DIRECTIONS FOR THIS TASK :: Emit the entire listing verbatim.

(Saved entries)

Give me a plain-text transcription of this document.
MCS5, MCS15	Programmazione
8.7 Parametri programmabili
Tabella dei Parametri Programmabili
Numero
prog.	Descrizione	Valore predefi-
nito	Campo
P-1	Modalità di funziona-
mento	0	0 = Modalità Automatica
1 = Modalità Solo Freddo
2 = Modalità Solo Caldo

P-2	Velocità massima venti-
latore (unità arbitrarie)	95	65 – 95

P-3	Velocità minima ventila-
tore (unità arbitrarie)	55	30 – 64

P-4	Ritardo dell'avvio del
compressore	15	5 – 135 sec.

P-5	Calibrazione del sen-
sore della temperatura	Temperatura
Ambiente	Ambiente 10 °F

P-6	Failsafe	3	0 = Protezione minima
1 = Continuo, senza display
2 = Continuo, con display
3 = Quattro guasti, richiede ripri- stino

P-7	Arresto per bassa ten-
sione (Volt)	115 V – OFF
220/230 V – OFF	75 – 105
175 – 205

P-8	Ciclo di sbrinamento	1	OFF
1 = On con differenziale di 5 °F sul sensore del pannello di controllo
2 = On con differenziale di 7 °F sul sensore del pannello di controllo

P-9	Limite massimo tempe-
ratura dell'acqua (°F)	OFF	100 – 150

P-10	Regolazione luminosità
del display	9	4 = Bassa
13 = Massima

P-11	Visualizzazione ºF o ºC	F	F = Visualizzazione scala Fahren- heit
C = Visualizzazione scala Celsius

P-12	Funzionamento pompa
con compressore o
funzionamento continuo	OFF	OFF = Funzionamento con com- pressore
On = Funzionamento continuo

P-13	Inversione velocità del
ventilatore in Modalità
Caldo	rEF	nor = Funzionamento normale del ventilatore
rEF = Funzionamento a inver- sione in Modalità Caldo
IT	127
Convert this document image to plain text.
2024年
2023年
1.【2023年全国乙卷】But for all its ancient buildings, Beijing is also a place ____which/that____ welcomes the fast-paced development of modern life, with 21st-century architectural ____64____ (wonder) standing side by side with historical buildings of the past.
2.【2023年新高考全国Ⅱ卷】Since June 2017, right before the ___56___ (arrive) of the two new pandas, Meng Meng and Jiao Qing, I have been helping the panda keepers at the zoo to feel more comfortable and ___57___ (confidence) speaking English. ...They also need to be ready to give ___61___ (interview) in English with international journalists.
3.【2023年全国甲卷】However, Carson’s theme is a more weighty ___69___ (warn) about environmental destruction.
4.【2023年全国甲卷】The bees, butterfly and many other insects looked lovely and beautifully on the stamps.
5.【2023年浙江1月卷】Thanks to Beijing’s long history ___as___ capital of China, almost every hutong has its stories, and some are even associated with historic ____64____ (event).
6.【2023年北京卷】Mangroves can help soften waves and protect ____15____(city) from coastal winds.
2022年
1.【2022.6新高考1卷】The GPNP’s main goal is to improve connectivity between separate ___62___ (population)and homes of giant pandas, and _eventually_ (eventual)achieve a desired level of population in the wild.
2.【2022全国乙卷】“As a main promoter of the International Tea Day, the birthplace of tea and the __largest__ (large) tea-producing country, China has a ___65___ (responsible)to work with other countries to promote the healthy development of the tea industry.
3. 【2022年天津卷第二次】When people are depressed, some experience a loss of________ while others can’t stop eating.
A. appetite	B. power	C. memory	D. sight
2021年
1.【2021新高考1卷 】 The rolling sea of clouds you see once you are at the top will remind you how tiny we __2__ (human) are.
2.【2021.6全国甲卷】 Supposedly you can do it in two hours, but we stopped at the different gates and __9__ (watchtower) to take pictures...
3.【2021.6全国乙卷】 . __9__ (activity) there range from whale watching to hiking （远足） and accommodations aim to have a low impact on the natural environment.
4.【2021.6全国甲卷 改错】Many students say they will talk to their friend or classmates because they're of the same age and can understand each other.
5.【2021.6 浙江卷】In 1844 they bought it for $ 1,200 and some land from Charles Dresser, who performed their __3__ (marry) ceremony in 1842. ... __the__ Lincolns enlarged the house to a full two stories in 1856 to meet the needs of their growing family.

EXERCISE SOLUTION ::
Give me a plain-text transcription of this document.
MCS5, MCS15	Programmazione
8.7 Parametri programmabili
Tabella dei Parametri Programmabili
Numero
prog.	Descrizione	Valore predefi-
nito	Campo
P-1	Modalità di funziona-
mento	0	0 = Modalità Automatica
1 = Modalità Solo Freddo
2 = Modalità Solo Caldo

P-2	Velocità massima venti-
latore (unità arbitrarie)	95	65 – 95

P-3	Velocità minima ventila-
tore (unità arbitrarie)	55	30 – 64

P-4	Ritardo dell'avvio del
compressore	15	5 – 135 sec.

P-5	Calibrazione del sen-
sore della temperatura	Temperatura
Ambiente	Ambiente 10 °F

P-6	Failsafe	3	0 = Protezione minima
1 = Continuo, senza display
2 = Continuo, con display
3 = Quattro guasti, richiede ripri- stino

P-7	Arresto per bassa ten-
sione (Volt)	115 V – OFF
220/230 V – OFF	75 – 105
175 – 205

P-8	Ciclo di sbrinamento	1	OFF
1 = On con differenziale di 5 °F sul sensore del pannello di controllo
2 = On con differenziale di 7 °F sul sensore del pannello di controllo

P-9	Limite massimo tempe-
ratura dell'acqua (°F)	OFF	100 – 150

P-10	Regolazione luminosità
del display	9	4 = Bassa
13 = Massima

P-11	Visualizzazione ºF o ºC	F	F = Visualizzazione scala Fahren- heit
C = Visualizzazione scala Celsius

P-12	Funzionamento pompa
con compressore o
funzionamento continuo	OFF	OFF = Funzionamento con com- pressore
On = Funzionamento continuo

P-13	Inversione velocità del
ventilatore in Modalità
Caldo	rEF	nor = Funzionamento normale del ventilatore
rEF = Funzionamento a inver- sione in Modalità Caldo
IT	127
Convert this document image to plain text.
2024年
2023年
1.【2023年全国乙卷】But for all its ancient buildings, Beijing is also a place ____which/that____ welcomes the fast-paced development of modern life, with 21st-century architectural ____64____ (wonder) standing side by side with historical buildings of the past.
2.【2023年新高考全国Ⅱ卷】Since June 2017, right before the ___56___ (arrive) of the two new pandas, Meng Meng and Jiao Qing, I have been helping the panda keepers at the zoo to feel more comfortable and ___57___ (confidence) speaking English. ...They also need to be ready to give ___61___ (interview) in English with international journalists.
3.【2023年全国甲卷】However, Carson’s theme is a more weighty ___69___ (warn) about environmental destruction.
4.【2023年全国甲卷】The bees, butterfly and many other insects looked lovely and beautifully on the stamps.
5.【2023年浙江1月卷】Thanks to Beijing’s long history ___as___ capital of China, almost every hutong has its stories, and some are even associated with historic ____64____ (event).
6.【2023年北京卷】Mangroves can help soften waves and protect ____15____(city) from coastal winds.
2022年
1.【2022.6新高考1卷】The GPNP’s main goal is to improve connectivity between separate ___62___ (population)and homes of giant pandas, and _eventually_ (eventual)achieve a desired level of population in the wild.
2.【2022全国乙卷】“As a main promoter of the International Tea Day, the birthplace of tea and the __largest__ (large) tea-producing country, China has a ___65___ (responsible)to work with other countries to promote the healthy development of the tea industry.
3. 【2022年天津卷第二次】When people are depressed, some experience a loss of________ while others can’t stop eating.
A. appetite	B. power	C. memory	D. sight
2021年
1.【2021新高考1卷 】 The rolling sea of clouds you see once you are at the top will remind you how tiny we __2__ (human) are.
2.【2021.6全国甲卷】 Supposedly you can do it in two hours, but we stopped at the different gates and __9__ (watchtower) to take pictures...
3.【2021.6全国乙卷】 . __9__ (activity) there range from whale watching to hiking （远足） and accommodations aim to have a low impact on the natural environment.
4.【2021.6全国甲卷 改错】Many students say they will talk to their friend or classmates because they're of the same age and can understand each other.
5.【2021.6 浙江卷】In 1844 they bought it for $ 1,200 and some land from Charles Dresser, who performed their __3__ (marry) ceremony in 1842. ... __the__ Lincolns enlarged the house to a full two stories in 1856 to meet the needs of their growing family.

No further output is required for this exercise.